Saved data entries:
* START *

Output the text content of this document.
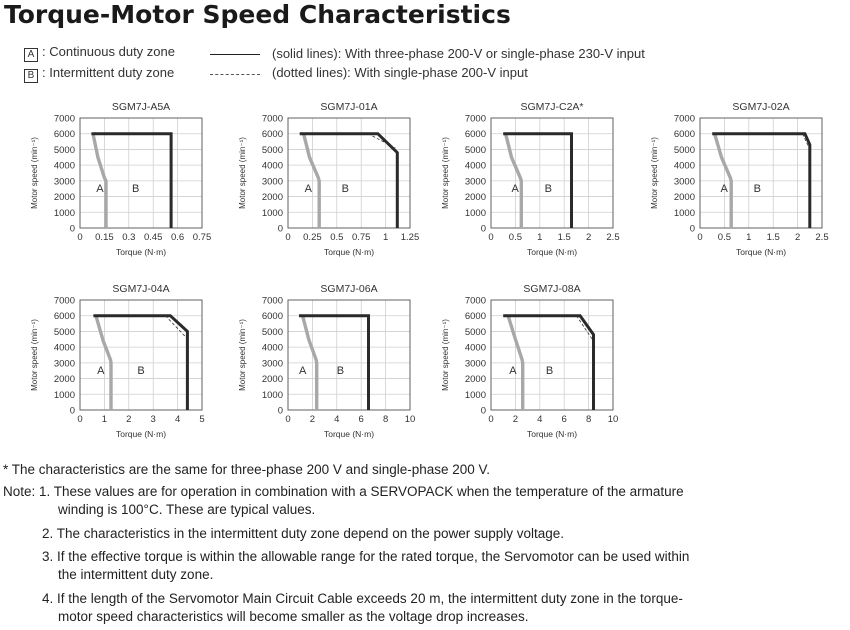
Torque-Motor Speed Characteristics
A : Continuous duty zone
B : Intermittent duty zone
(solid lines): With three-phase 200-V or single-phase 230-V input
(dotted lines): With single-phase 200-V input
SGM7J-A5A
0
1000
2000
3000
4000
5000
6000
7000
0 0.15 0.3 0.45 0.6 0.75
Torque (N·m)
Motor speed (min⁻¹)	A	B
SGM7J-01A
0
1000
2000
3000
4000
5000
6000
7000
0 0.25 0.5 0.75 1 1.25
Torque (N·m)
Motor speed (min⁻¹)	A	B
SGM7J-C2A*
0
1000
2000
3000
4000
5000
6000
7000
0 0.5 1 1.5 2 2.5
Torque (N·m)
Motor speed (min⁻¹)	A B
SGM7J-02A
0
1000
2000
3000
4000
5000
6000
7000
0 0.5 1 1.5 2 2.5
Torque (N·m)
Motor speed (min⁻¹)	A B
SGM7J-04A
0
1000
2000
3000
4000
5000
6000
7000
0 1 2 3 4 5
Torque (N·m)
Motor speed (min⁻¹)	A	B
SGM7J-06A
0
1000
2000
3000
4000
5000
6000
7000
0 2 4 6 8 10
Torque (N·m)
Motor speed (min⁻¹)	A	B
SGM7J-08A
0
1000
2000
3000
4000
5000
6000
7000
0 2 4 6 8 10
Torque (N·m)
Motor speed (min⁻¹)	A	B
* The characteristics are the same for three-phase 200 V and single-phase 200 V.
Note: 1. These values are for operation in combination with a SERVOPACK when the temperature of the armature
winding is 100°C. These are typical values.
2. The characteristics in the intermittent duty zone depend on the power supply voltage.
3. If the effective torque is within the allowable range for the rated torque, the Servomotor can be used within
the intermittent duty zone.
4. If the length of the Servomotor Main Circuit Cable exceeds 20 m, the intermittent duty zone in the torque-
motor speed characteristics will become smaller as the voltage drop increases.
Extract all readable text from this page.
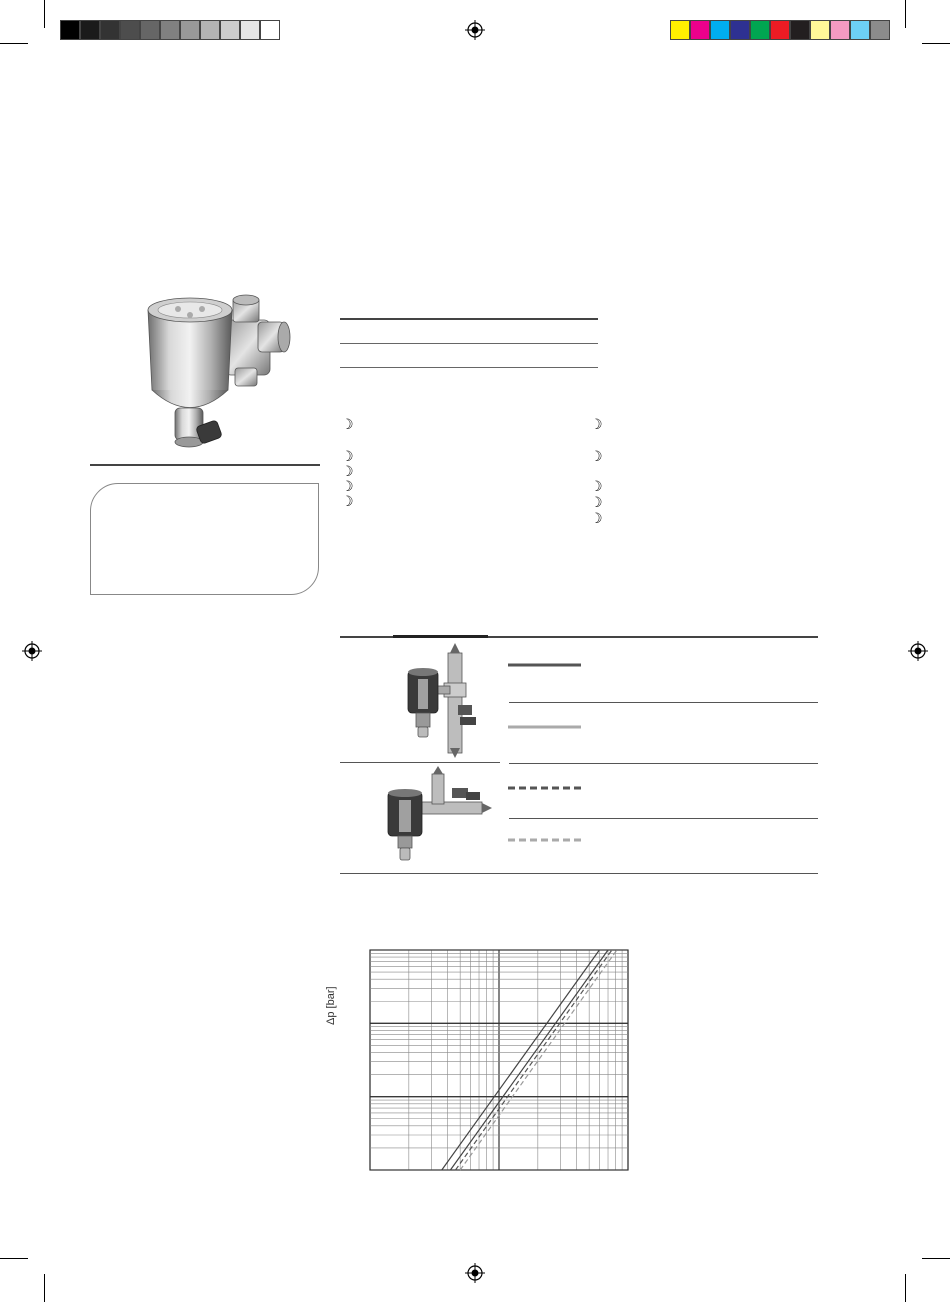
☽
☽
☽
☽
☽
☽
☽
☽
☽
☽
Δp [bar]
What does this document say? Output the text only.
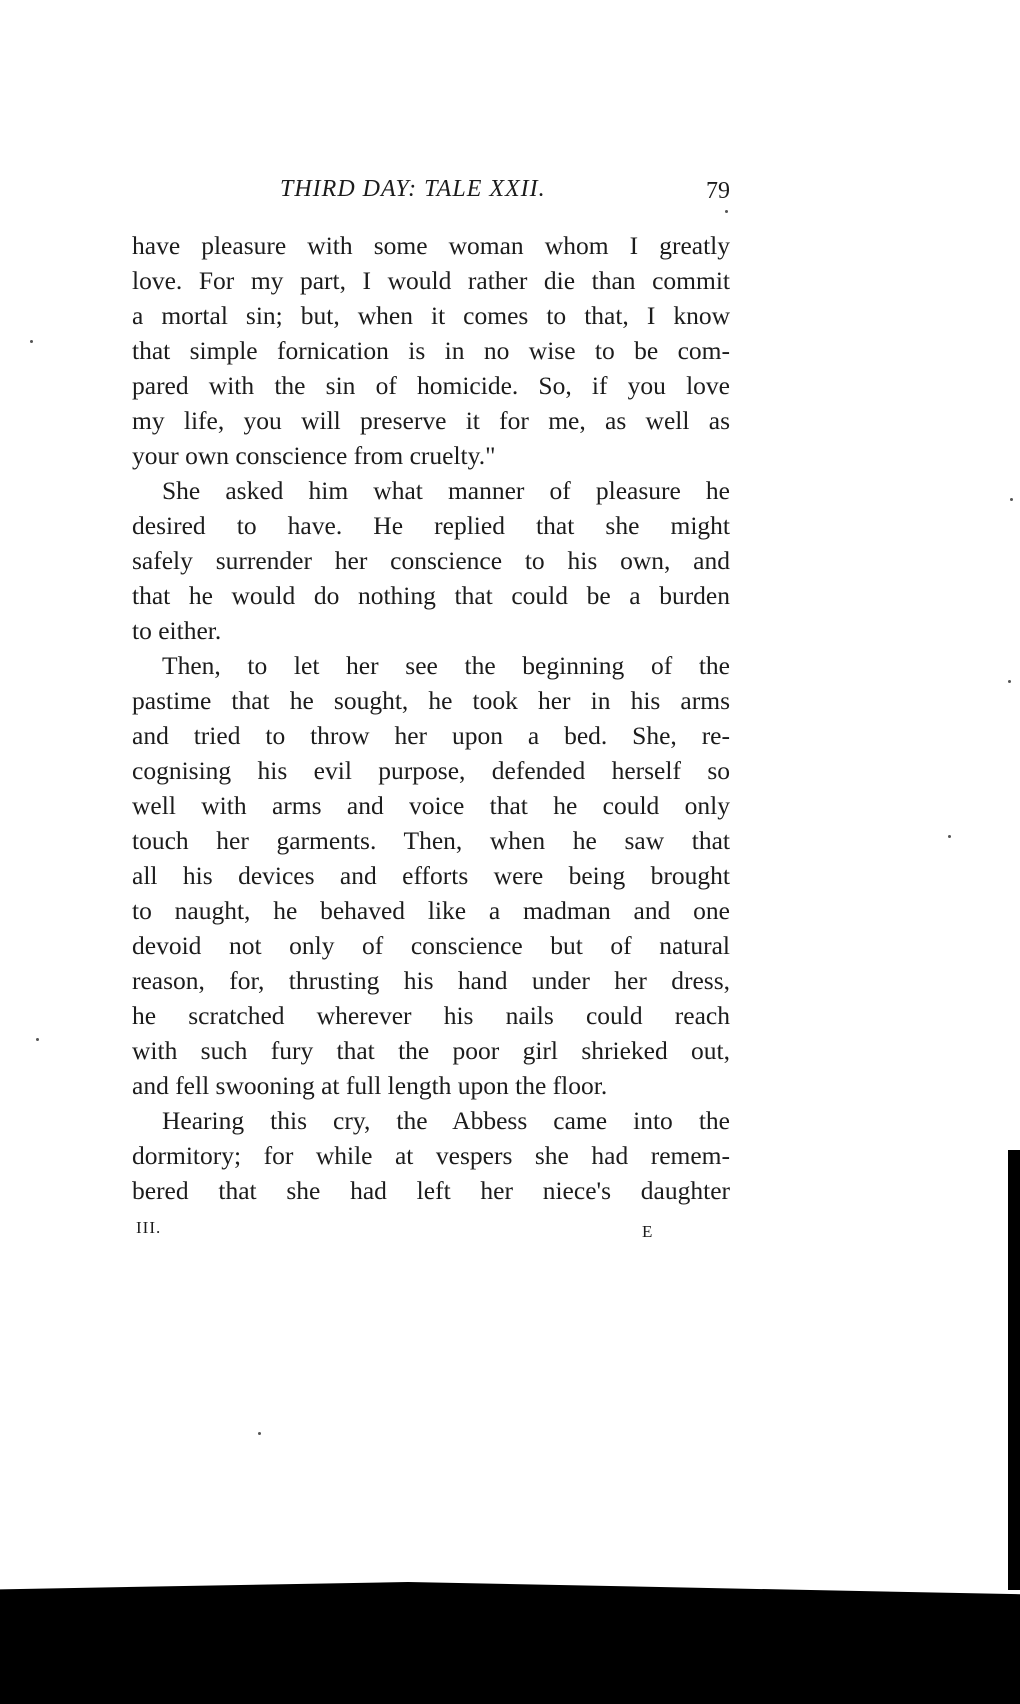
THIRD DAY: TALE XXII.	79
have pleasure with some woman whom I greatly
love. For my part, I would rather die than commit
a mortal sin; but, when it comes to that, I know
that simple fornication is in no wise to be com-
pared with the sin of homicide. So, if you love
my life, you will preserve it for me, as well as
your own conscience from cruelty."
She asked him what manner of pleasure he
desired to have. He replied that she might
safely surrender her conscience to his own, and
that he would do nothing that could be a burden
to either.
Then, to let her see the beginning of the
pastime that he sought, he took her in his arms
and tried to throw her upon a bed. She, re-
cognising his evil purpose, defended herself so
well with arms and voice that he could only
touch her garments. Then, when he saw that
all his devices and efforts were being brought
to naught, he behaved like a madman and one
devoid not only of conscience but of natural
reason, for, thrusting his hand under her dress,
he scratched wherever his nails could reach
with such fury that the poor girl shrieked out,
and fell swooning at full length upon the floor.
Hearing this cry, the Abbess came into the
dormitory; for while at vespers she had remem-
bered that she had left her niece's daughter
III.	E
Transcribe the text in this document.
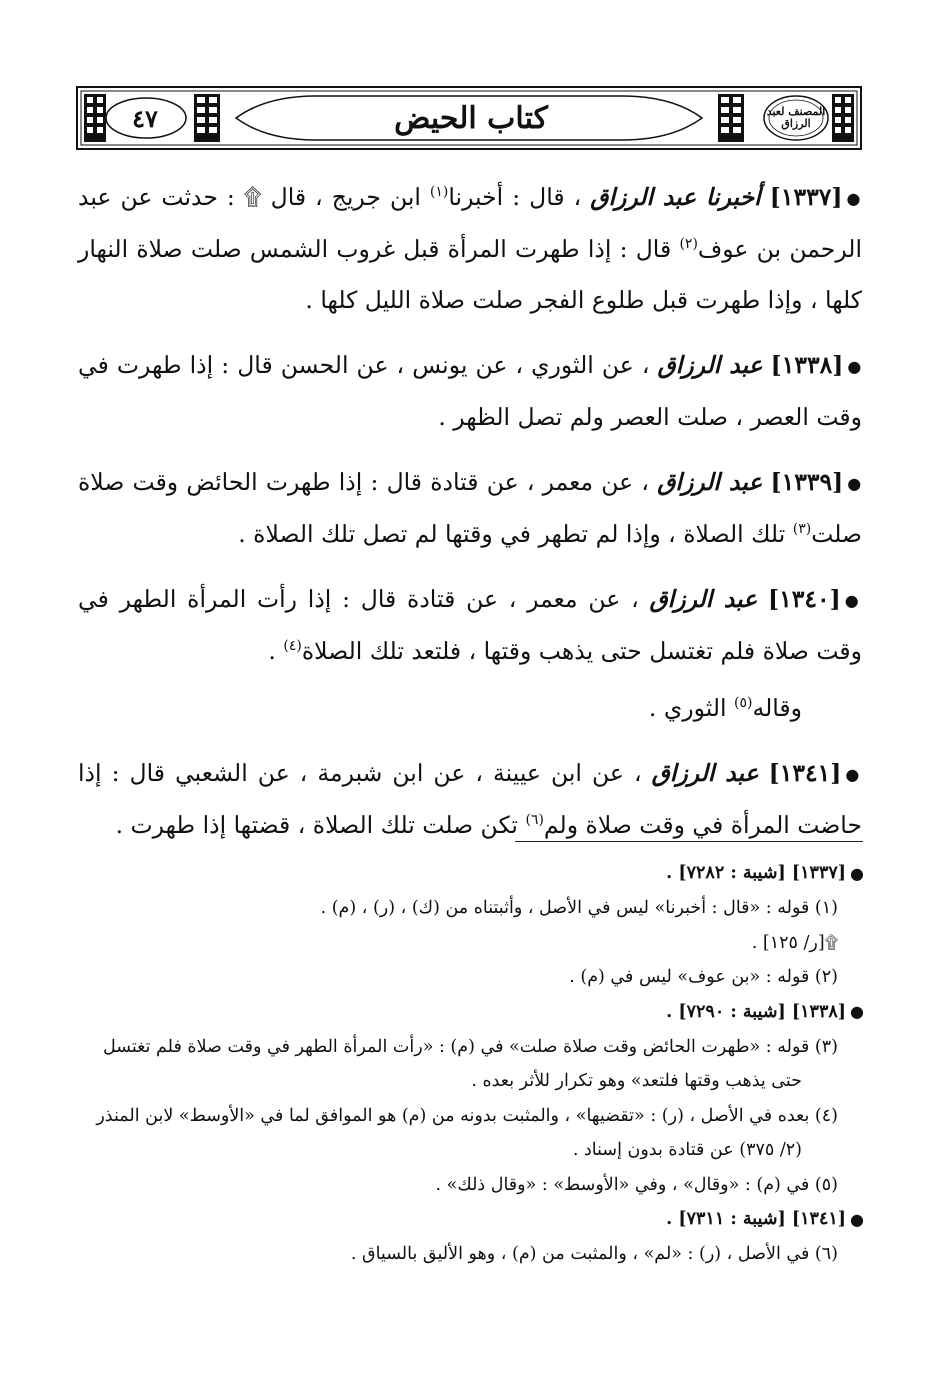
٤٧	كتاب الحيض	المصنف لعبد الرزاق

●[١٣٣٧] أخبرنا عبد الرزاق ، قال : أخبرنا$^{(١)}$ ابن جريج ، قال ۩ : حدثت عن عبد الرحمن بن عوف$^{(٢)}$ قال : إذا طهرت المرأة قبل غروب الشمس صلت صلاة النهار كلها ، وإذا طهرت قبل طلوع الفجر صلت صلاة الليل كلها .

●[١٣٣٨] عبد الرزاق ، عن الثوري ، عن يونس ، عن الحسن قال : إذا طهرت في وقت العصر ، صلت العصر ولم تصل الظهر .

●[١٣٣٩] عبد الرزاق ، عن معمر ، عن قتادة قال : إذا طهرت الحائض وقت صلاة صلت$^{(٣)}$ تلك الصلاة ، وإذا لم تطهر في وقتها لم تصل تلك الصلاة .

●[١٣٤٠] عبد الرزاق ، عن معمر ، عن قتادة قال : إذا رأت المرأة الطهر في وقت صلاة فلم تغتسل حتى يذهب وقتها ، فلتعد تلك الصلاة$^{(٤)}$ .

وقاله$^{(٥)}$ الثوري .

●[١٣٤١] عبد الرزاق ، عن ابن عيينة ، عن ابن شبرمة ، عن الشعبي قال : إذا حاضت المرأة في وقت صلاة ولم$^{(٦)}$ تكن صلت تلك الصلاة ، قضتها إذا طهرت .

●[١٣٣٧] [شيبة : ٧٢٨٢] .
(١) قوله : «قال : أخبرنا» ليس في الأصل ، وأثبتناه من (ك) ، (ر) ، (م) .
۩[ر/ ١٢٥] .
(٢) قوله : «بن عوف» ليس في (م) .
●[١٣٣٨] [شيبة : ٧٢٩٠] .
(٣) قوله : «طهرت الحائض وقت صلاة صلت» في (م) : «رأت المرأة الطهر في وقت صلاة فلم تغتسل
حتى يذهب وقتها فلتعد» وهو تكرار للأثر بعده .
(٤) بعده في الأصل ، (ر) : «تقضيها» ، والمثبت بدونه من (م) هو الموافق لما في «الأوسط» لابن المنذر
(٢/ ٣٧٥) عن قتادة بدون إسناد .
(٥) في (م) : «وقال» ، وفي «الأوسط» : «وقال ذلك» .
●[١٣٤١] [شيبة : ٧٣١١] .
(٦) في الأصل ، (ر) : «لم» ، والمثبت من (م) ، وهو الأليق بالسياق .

* END *

Your task is to transcribe all of the records precisely, with no images included.

Output the text content of this document.
Torque-Motor Speed Characteristics
A : Continuous duty zone
B : Intermittent duty zone
(solid lines): With three-phase 200-V or single-phase 230-V input
(dotted lines): With single-phase 200-V input
SGM7J-A5A
0
1000
2000
3000
4000
5000
6000
7000
0 0.15 0.3 0.45 0.6 0.75
Torque (N·m)
Motor speed (min⁻¹)	A	B
SGM7J-01A
0
1000
2000
3000
4000
5000
6000
7000
0 0.25 0.5 0.75 1 1.25
Torque (N·m)
Motor speed (min⁻¹)	A	B
SGM7J-C2A*
0
1000
2000
3000
4000
5000
6000
7000
0 0.5 1 1.5 2 2.5
Torque (N·m)
Motor speed (min⁻¹)	A B
SGM7J-02A
0
1000
2000
3000
4000
5000
6000
7000
0 0.5 1 1.5 2 2.5
Torque (N·m)
Motor speed (min⁻¹)	A B
SGM7J-04A
0
1000
2000
3000
4000
5000
6000
7000
0 1 2 3 4 5
Torque (N·m)
Motor speed (min⁻¹)	A	B
SGM7J-06A
0
1000
2000
3000
4000
5000
6000
7000
0 2 4 6 8 10
Torque (N·m)
Motor speed (min⁻¹)	A	B
SGM7J-08A
0
1000
2000
3000
4000
5000
6000
7000
0 2 4 6 8 10
Torque (N·m)
Motor speed (min⁻¹)	A	B
* The characteristics are the same for three-phase 200 V and single-phase 200 V.
Note: 1. These values are for operation in combination with a SERVOPACK when the temperature of the armature
winding is 100°C. These are typical values.
2. The characteristics in the intermittent duty zone depend on the power supply voltage.
3. If the effective torque is within the allowable range for the rated torque, the Servomotor can be used within
the intermittent duty zone.
4. If the length of the Servomotor Main Circuit Cable exceeds 20 m, the intermittent duty zone in the torque-
motor speed characteristics will become smaller as the voltage drop increases.
Extract all readable text from this page.
☽
☽
☽
☽
☽
☽
☽
☽
☽
☽
Δp [bar]
What does this document say? Output the text only.
THIRD DAY: TALE XXII.	79
have pleasure with some woman whom I greatly
love. For my part, I would rather die than commit
a mortal sin; but, when it comes to that, I know
that simple fornication is in no wise to be com-
pared with the sin of homicide. So, if you love
my life, you will preserve it for me, as well as
your own conscience from cruelty."
She asked him what manner of pleasure he
desired to have. He replied that she might
safely surrender her conscience to his own, and
that he would do nothing that could be a burden
to either.
Then, to let her see the beginning of the
pastime that he sought, he took her in his arms
and tried to throw her upon a bed. She, re-
cognising his evil purpose, defended herself so
well with arms and voice that he could only
touch her garments. Then, when he saw that
all his devices and efforts were being brought
to naught, he behaved like a madman and one
devoid not only of conscience but of natural
reason, for, thrusting his hand under her dress,
he scratched wherever his nails could reach
with such fury that the poor girl shrieked out,
and fell swooning at full length upon the floor.
Hearing this cry, the Abbess came into the
dormitory; for while at vespers she had remem-
bered that she had left her niece's daughter
III.	E
Transcribe the text in this document.
٤٧	كتاب الحيض	المصنف لعبد الرزاق

●[١٣٣٧] أخبرنا عبد الرزاق ، قال : أخبرنا$^{(١)}$ ابن جريج ، قال ۩ : حدثت عن عبد الرحمن بن عوف$^{(٢)}$ قال : إذا طهرت المرأة قبل غروب الشمس صلت صلاة النهار كلها ، وإذا طهرت قبل طلوع الفجر صلت صلاة الليل كلها .

●[١٣٣٨] عبد الرزاق ، عن الثوري ، عن يونس ، عن الحسن قال : إذا طهرت في وقت العصر ، صلت العصر ولم تصل الظهر .

●[١٣٣٩] عبد الرزاق ، عن معمر ، عن قتادة قال : إذا طهرت الحائض وقت صلاة صلت$^{(٣)}$ تلك الصلاة ، وإذا لم تطهر في وقتها لم تصل تلك الصلاة .

●[١٣٤٠] عبد الرزاق ، عن معمر ، عن قتادة قال : إذا رأت المرأة الطهر في وقت صلاة فلم تغتسل حتى يذهب وقتها ، فلتعد تلك الصلاة$^{(٤)}$ .

وقاله$^{(٥)}$ الثوري .

●[١٣٤١] عبد الرزاق ، عن ابن عيينة ، عن ابن شبرمة ، عن الشعبي قال : إذا حاضت المرأة في وقت صلاة ولم$^{(٦)}$ تكن صلت تلك الصلاة ، قضتها إذا طهرت .

●[١٣٣٧] [شيبة : ٧٢٨٢] .
(١) قوله : «قال : أخبرنا» ليس في الأصل ، وأثبتناه من (ك) ، (ر) ، (م) .
۩[ر/ ١٢٥] .
(٢) قوله : «بن عوف» ليس في (م) .
●[١٣٣٨] [شيبة : ٧٢٩٠] .
(٣) قوله : «طهرت الحائض وقت صلاة صلت» في (م) : «رأت المرأة الطهر في وقت صلاة فلم تغتسل
حتى يذهب وقتها فلتعد» وهو تكرار للأثر بعده .
(٤) بعده في الأصل ، (ر) : «تقضيها» ، والمثبت بدونه من (م) هو الموافق لما في «الأوسط» لابن المنذر
(٢/ ٣٧٥) عن قتادة بدون إسناد .
(٥) في (م) : «وقال» ، وفي «الأوسط» : «وقال ذلك» .
●[١٣٤١] [شيبة : ٧٣١١] .
(٦) في الأصل ، (ر) : «لم» ، والمثبت من (م) ، وهو الأليق بالسياق .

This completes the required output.